• AIM OF THE EXERCISE:
Search the material for the string "text" and copy each line where it occurs.

____________________

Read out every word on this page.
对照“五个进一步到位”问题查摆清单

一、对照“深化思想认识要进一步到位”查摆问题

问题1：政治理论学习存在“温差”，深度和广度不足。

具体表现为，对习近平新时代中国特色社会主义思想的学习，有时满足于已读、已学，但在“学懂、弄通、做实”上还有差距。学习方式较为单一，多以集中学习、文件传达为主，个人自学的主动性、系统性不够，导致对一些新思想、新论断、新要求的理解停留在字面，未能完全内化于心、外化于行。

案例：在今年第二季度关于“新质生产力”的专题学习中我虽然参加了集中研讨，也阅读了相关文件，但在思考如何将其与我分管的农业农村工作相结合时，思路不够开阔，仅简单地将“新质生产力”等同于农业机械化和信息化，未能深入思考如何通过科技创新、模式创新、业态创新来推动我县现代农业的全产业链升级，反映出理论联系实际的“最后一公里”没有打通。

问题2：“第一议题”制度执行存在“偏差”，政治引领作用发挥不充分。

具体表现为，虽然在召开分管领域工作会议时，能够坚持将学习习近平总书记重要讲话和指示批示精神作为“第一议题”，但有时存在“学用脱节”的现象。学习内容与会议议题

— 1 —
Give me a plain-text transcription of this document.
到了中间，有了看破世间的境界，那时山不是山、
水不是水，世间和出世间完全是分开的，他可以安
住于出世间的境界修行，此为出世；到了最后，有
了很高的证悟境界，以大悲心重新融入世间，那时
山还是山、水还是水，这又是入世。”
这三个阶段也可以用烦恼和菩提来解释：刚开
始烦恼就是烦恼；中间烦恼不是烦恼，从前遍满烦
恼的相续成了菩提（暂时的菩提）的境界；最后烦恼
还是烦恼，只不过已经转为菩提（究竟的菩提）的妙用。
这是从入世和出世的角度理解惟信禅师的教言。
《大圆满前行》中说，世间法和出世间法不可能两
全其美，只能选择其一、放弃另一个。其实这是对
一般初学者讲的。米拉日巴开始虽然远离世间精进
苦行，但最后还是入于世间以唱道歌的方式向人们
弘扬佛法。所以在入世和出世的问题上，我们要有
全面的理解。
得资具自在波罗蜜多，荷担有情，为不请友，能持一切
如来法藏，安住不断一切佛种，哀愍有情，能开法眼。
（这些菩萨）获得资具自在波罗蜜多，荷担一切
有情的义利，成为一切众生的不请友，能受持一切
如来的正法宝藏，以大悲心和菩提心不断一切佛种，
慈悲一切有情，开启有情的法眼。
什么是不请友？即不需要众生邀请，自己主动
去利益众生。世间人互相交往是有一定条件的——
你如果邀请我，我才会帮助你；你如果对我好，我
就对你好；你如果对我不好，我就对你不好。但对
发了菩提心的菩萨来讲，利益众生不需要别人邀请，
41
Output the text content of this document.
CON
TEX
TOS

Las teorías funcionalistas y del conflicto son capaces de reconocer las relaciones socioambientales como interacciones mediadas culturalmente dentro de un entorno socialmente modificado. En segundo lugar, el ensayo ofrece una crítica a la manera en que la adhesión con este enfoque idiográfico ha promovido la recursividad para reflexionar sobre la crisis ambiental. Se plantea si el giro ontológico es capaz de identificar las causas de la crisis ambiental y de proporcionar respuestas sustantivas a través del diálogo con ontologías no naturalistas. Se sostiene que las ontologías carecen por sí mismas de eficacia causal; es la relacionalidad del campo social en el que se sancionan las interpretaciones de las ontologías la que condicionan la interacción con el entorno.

____________________

• EXPECTED ANSWER:
Give me a plain-text transcription of this document.
Output the text content of this document.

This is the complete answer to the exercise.